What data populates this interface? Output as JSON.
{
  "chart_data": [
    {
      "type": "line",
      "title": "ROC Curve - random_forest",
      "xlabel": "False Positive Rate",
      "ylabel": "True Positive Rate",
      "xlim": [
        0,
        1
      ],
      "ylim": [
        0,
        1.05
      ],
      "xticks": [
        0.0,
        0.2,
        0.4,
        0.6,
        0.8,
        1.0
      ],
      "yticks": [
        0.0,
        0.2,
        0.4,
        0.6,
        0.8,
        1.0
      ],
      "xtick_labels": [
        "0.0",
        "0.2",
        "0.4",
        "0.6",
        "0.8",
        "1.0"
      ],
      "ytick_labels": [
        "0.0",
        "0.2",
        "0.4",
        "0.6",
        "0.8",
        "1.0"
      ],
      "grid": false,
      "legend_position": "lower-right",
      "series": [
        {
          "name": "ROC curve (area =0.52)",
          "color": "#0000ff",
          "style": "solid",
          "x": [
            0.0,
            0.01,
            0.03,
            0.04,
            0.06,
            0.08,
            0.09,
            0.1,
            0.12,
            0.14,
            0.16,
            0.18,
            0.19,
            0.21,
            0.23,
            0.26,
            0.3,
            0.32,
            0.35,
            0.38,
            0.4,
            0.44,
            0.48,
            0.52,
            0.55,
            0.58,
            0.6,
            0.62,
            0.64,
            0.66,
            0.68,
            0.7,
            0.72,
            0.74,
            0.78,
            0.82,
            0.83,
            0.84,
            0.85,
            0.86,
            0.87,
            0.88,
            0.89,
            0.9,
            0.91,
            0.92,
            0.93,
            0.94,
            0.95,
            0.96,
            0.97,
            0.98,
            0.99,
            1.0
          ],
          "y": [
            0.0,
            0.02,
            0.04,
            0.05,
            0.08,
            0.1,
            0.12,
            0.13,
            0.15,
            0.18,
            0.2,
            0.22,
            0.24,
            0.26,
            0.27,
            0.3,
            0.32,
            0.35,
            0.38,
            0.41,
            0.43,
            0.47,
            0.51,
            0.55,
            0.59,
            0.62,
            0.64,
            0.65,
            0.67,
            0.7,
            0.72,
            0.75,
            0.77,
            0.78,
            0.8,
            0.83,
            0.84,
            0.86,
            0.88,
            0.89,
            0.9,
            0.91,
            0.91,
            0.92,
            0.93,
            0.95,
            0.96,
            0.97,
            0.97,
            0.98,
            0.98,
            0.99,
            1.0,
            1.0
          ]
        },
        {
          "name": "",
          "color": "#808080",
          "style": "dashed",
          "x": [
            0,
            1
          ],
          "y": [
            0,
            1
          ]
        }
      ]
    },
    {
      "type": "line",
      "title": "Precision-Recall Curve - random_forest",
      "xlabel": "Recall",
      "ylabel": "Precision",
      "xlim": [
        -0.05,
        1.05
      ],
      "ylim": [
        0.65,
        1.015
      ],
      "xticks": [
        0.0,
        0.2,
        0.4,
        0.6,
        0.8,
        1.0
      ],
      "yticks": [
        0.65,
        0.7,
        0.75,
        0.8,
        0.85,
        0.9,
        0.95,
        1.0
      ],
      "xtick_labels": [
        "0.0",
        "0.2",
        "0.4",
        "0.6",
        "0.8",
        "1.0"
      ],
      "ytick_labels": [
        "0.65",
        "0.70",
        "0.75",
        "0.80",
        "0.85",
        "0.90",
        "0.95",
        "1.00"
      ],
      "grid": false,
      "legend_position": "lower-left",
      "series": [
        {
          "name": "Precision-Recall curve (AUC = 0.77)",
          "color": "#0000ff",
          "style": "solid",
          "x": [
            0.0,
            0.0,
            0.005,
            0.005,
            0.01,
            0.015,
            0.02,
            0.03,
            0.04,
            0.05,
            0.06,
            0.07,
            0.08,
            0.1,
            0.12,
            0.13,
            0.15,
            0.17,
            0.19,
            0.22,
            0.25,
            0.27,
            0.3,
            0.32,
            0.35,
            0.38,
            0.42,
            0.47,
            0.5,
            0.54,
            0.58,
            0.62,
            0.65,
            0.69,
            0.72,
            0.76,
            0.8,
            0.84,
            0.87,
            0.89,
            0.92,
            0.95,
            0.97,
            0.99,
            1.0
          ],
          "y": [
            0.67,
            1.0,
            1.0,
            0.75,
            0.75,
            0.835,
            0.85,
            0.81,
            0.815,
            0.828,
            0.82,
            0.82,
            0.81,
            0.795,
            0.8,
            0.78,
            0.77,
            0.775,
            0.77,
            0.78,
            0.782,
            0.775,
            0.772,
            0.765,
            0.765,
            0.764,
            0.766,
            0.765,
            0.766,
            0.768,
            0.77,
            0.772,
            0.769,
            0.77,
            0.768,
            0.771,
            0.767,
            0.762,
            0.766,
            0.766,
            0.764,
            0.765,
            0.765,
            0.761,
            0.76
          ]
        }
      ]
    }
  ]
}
___
### REQUIREMENT:
Find how many lines in the listing contain the word "Precision" and give that count alone.

### EXERCISE OUTPUT:
3